[Records from a data source]

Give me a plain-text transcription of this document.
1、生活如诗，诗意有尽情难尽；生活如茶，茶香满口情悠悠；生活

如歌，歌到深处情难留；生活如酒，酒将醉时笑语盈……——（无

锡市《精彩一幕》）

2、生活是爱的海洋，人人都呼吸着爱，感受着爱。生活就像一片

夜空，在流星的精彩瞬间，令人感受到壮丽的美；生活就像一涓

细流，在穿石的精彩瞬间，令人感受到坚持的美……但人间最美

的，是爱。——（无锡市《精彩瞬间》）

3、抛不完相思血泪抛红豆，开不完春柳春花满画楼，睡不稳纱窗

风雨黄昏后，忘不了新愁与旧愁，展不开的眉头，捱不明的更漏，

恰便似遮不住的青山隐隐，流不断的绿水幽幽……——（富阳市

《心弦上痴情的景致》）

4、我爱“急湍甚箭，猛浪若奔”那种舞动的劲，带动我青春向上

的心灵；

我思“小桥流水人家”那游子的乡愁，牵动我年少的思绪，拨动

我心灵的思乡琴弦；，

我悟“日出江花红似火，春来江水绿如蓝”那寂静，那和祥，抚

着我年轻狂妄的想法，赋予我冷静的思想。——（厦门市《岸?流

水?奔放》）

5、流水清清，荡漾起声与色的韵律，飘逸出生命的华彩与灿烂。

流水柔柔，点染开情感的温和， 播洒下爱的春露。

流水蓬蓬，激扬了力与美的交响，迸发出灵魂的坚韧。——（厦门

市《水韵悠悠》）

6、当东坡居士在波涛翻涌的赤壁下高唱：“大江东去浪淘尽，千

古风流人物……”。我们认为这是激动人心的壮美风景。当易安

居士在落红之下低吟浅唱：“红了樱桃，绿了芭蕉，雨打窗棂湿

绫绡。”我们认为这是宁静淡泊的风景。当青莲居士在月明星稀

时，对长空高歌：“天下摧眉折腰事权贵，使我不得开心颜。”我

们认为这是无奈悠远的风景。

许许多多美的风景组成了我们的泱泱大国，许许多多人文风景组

• [SHORT EXERCISE]: Extract the full listing and reproduce each line exactly.

• [IN RESPONSE]:
Give me a plain-text transcription of this document.
1、生活如诗，诗意有尽情难尽；生活如茶，茶香满口情悠悠；生活

如歌，歌到深处情难留；生活如酒，酒将醉时笑语盈……——（无

锡市《精彩一幕》）

2、生活是爱的海洋，人人都呼吸着爱，感受着爱。生活就像一片

夜空，在流星的精彩瞬间，令人感受到壮丽的美；生活就像一涓

细流，在穿石的精彩瞬间，令人感受到坚持的美……但人间最美

的，是爱。——（无锡市《精彩瞬间》）

3、抛不完相思血泪抛红豆，开不完春柳春花满画楼，睡不稳纱窗

风雨黄昏后，忘不了新愁与旧愁，展不开的眉头，捱不明的更漏，

恰便似遮不住的青山隐隐，流不断的绿水幽幽……——（富阳市

《心弦上痴情的景致》）

4、我爱“急湍甚箭，猛浪若奔”那种舞动的劲，带动我青春向上

的心灵；

我思“小桥流水人家”那游子的乡愁，牵动我年少的思绪，拨动

我心灵的思乡琴弦；，

我悟“日出江花红似火，春来江水绿如蓝”那寂静，那和祥，抚

着我年轻狂妄的想法，赋予我冷静的思想。——（厦门市《岸?流

水?奔放》）

5、流水清清，荡漾起声与色的韵律，飘逸出生命的华彩与灿烂。

流水柔柔，点染开情感的温和， 播洒下爱的春露。

流水蓬蓬，激扬了力与美的交响，迸发出灵魂的坚韧。——（厦门

市《水韵悠悠》）

6、当东坡居士在波涛翻涌的赤壁下高唱：“大江东去浪淘尽，千

古风流人物……”。我们认为这是激动人心的壮美风景。当易安

居士在落红之下低吟浅唱：“红了樱桃，绿了芭蕉，雨打窗棂湿

绫绡。”我们认为这是宁静淡泊的风景。当青莲居士在月明星稀

时，对长空高歌：“天下摧眉折腰事权贵，使我不得开心颜。”我

们认为这是无奈悠远的风景。

许许多多美的风景组成了我们的泱泱大国，许许多多人文风景组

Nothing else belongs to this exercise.